— Begin Records provided —
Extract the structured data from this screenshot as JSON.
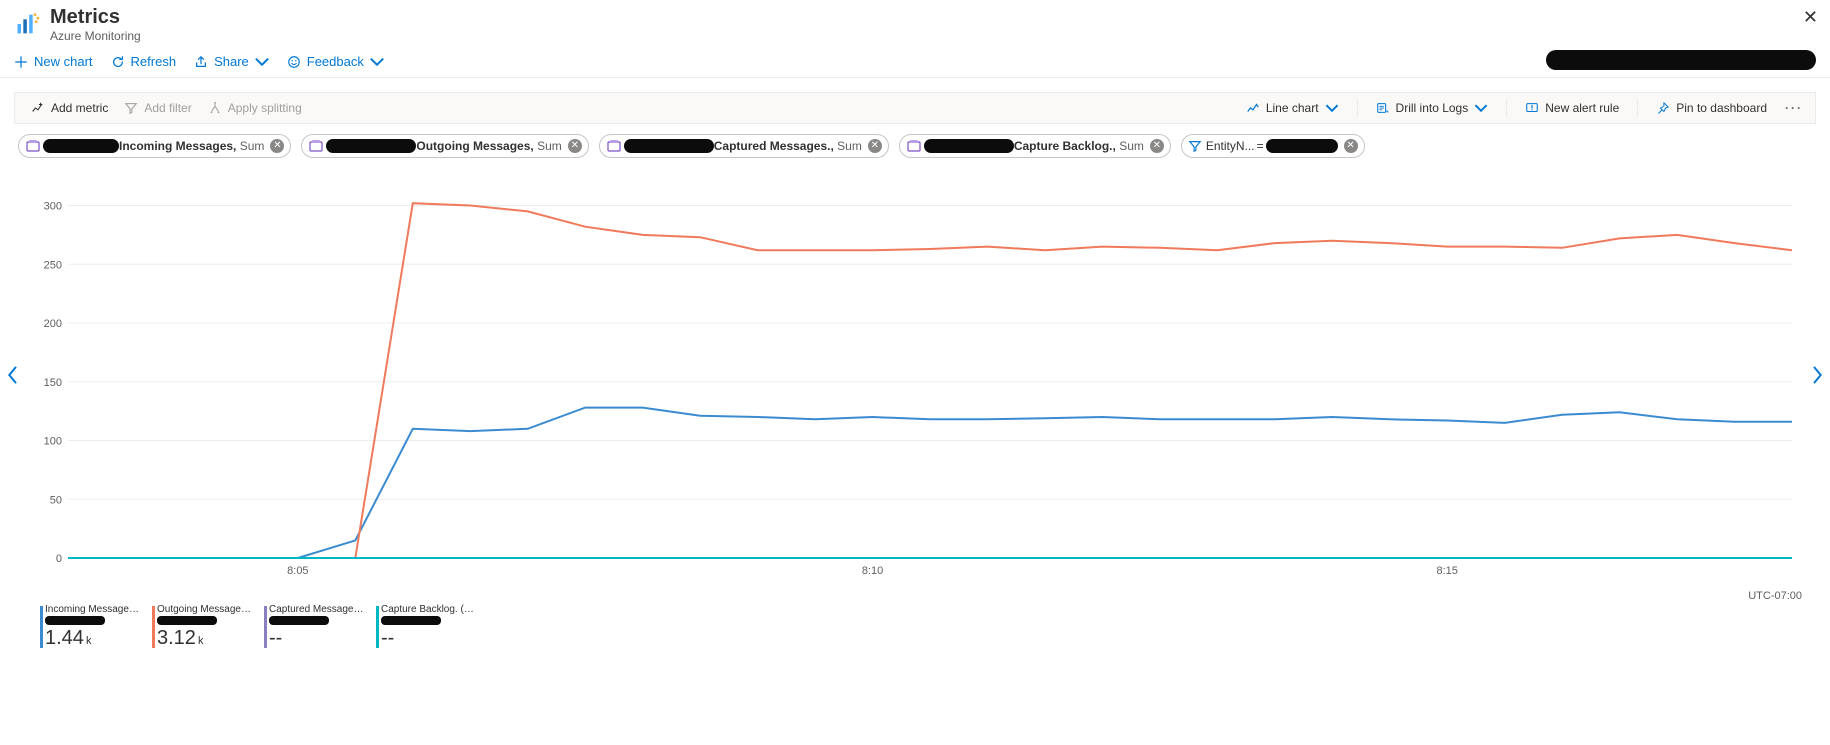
{
  "header": {
    "title": "Metrics",
    "subtitle": "Azure Monitoring"
  },
  "commandbar": {
    "new_chart": "New chart",
    "refresh": "Refresh",
    "share": "Share",
    "feedback": "Feedback"
  },
  "chart_toolbar": {
    "add_metric": "Add metric",
    "add_filter": "Add filter",
    "apply_splitting": "Apply splitting",
    "line_chart": "Line chart",
    "drill_logs": "Drill into Logs",
    "new_alert_rule": "New alert rule",
    "pin_dashboard": "Pin to dashboard"
  },
  "chips": [
    {
      "metric": "Incoming Messages",
      "agg": "Sum",
      "redactW": 76
    },
    {
      "metric": "Outgoing Messages",
      "agg": "Sum",
      "redactW": 90
    },
    {
      "metric": "Captured Messages.",
      "agg": "Sum",
      "redactW": 90
    },
    {
      "metric": "Capture Backlog.",
      "agg": "Sum",
      "redactW": 90
    }
  ],
  "filter_chip": {
    "prop": "EntityN...",
    "redactW": 72
  },
  "axes": {
    "y_ticks": [
      0,
      50,
      100,
      150,
      200,
      250,
      300
    ],
    "x_ticks": [
      "8:05",
      "8:10",
      "8:15"
    ],
    "tz": "UTC-07:00"
  },
  "legend": [
    {
      "name": "Incoming Messages (Sum)",
      "value": "1.44",
      "unit": "k",
      "color": "#3b8bd0"
    },
    {
      "name": "Outgoing Messages (Sum)",
      "value": "3.12",
      "unit": "k",
      "color": "#f07a5b"
    },
    {
      "name": "Captured Messages. (...",
      "value": "--",
      "unit": "",
      "color": "#8a7fbf"
    },
    {
      "name": "Capture Backlog. (Sum)",
      "value": "--",
      "unit": "",
      "color": "#00b7c3"
    }
  ],
  "chart_data": {
    "type": "line",
    "xlabel": "",
    "ylabel": "",
    "ylim": [
      0,
      320
    ],
    "x": [
      "8:03:00",
      "8:03:30",
      "8:04:00",
      "8:04:30",
      "8:05:00",
      "8:05:30",
      "8:06:00",
      "8:06:30",
      "8:07:00",
      "8:07:30",
      "8:08:00",
      "8:08:30",
      "8:09:00",
      "8:09:30",
      "8:10:00",
      "8:10:30",
      "8:11:00",
      "8:11:30",
      "8:12:00",
      "8:12:30",
      "8:13:00",
      "8:13:30",
      "8:14:00",
      "8:14:30",
      "8:15:00",
      "8:15:30",
      "8:16:00",
      "8:16:30",
      "8:17:00",
      "8:17:30",
      "8:18:00"
    ],
    "series": [
      {
        "name": "Incoming Messages (Sum)",
        "color": "#3b8bd0",
        "values": [
          0,
          0,
          0,
          0,
          0,
          15,
          110,
          108,
          110,
          128,
          128,
          121,
          120,
          118,
          120,
          118,
          118,
          119,
          120,
          118,
          118,
          118,
          120,
          118,
          117,
          115,
          122,
          124,
          118,
          116,
          116
        ]
      },
      {
        "name": "Outgoing Messages (Sum)",
        "color": "#f07a5b",
        "values": [
          0,
          0,
          0,
          0,
          0,
          0,
          302,
          300,
          295,
          282,
          275,
          273,
          262,
          262,
          262,
          263,
          265,
          262,
          265,
          264,
          262,
          268,
          270,
          268,
          265,
          265,
          264,
          272,
          275,
          268,
          262
        ]
      },
      {
        "name": "Captured Messages. (Sum)",
        "color": "#8a7fbf",
        "values": [
          0,
          0,
          0,
          0,
          0,
          0,
          0,
          0,
          0,
          0,
          0,
          0,
          0,
          0,
          0,
          0,
          0,
          0,
          0,
          0,
          0,
          0,
          0,
          0,
          0,
          0,
          0,
          0,
          0,
          0,
          0
        ]
      },
      {
        "name": "Capture Backlog. (Sum)",
        "color": "#00b7c3",
        "values": [
          0,
          0,
          0,
          0,
          0,
          0,
          0,
          0,
          0,
          0,
          0,
          0,
          0,
          0,
          0,
          0,
          0,
          0,
          0,
          0,
          0,
          0,
          0,
          0,
          0,
          0,
          0,
          0,
          0,
          0,
          0
        ]
      }
    ]
  }
}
— End Records provided —
Stated problem
List all lines holding the string "Outgoing".

Finished task
      "metric": "Outgoing Messages",
      "name": "Outgoing Messages (Sum)",
        "name": "Outgoing Messages (Sum)",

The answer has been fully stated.